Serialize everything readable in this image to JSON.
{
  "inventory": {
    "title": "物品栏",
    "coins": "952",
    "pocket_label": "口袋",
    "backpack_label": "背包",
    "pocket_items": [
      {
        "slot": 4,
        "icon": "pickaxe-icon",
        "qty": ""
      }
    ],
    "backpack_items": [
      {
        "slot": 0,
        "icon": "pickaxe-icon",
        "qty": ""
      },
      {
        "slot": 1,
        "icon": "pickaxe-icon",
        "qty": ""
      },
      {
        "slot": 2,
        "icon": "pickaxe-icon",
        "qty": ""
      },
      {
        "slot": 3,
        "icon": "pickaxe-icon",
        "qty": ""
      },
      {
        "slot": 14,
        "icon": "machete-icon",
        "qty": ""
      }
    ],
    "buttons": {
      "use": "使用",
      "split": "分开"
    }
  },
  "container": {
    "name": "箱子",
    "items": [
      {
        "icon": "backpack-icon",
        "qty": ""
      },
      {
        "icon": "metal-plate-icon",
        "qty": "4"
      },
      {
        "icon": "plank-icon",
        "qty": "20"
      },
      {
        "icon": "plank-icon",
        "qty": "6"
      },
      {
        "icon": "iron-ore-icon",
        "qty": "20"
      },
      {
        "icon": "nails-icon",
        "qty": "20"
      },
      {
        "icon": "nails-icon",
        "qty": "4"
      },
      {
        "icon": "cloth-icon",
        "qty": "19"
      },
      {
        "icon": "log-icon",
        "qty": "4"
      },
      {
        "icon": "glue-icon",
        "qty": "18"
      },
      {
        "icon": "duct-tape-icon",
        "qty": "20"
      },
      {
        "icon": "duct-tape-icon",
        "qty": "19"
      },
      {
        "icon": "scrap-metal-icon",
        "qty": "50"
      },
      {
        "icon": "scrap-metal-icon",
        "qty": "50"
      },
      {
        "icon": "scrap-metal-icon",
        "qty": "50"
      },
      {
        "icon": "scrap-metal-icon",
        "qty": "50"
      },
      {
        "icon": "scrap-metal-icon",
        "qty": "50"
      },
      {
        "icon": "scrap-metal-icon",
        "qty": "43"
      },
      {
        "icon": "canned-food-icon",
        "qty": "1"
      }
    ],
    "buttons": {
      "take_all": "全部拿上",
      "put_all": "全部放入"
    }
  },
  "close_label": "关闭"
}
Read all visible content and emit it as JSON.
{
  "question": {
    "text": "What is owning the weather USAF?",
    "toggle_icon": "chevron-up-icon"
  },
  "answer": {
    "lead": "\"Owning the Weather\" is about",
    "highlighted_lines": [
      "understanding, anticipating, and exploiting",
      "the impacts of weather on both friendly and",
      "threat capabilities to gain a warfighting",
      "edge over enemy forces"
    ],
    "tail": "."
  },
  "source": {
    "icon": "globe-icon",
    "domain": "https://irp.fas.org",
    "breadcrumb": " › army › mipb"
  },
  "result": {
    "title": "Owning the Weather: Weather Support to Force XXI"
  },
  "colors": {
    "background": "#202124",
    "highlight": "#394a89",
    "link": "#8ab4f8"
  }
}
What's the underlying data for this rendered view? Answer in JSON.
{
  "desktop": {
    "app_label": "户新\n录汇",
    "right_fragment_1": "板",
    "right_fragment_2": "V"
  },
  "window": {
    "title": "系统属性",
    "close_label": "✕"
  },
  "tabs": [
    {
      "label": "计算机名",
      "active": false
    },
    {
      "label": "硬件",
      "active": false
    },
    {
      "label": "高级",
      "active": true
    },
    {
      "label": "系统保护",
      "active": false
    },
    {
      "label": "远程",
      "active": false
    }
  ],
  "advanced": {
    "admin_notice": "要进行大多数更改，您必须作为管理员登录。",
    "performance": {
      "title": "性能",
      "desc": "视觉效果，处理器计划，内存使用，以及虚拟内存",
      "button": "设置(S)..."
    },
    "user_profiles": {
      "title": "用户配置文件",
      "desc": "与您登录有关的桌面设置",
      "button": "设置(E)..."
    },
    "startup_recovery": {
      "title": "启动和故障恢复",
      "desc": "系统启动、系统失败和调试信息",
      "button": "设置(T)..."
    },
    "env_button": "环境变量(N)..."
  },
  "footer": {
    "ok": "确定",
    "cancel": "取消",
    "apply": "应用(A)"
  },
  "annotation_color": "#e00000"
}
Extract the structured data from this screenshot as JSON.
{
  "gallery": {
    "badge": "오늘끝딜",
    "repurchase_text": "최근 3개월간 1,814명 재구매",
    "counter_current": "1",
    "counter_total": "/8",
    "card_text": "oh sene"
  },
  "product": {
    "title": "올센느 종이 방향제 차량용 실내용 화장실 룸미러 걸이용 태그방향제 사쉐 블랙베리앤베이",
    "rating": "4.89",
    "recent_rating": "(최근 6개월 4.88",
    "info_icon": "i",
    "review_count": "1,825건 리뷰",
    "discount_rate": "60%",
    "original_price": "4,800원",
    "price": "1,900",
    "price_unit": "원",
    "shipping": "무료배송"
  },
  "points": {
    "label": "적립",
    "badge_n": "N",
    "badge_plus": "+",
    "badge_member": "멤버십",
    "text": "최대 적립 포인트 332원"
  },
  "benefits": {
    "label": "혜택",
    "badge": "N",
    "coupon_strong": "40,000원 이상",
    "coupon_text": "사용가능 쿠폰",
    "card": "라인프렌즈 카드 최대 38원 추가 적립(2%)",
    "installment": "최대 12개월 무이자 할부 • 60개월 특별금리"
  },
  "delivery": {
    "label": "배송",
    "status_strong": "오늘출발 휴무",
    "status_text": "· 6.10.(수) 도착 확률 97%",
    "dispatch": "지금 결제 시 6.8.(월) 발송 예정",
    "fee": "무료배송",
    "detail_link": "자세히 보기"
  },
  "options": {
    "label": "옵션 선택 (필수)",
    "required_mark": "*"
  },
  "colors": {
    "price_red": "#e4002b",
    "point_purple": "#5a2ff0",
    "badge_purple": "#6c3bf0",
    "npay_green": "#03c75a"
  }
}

▶ **TASK PROMPT**: Copy each line above that contains the string "title".

▶ **EXERCISE OUTPUT**:
    "title": "物品栏",
    "title": "Owning the Weather: Weather Support to Force XXI"
    "title": "系统属性",
      "title": "性能",
      "title": "用户配置文件",
      "title": "启动和故障恢复",
    "title": "올센느 종이 방향제 차량용 실내용 화장실 룸미러 걸이용 태그방향제 사쉐 블랙베리앤베이",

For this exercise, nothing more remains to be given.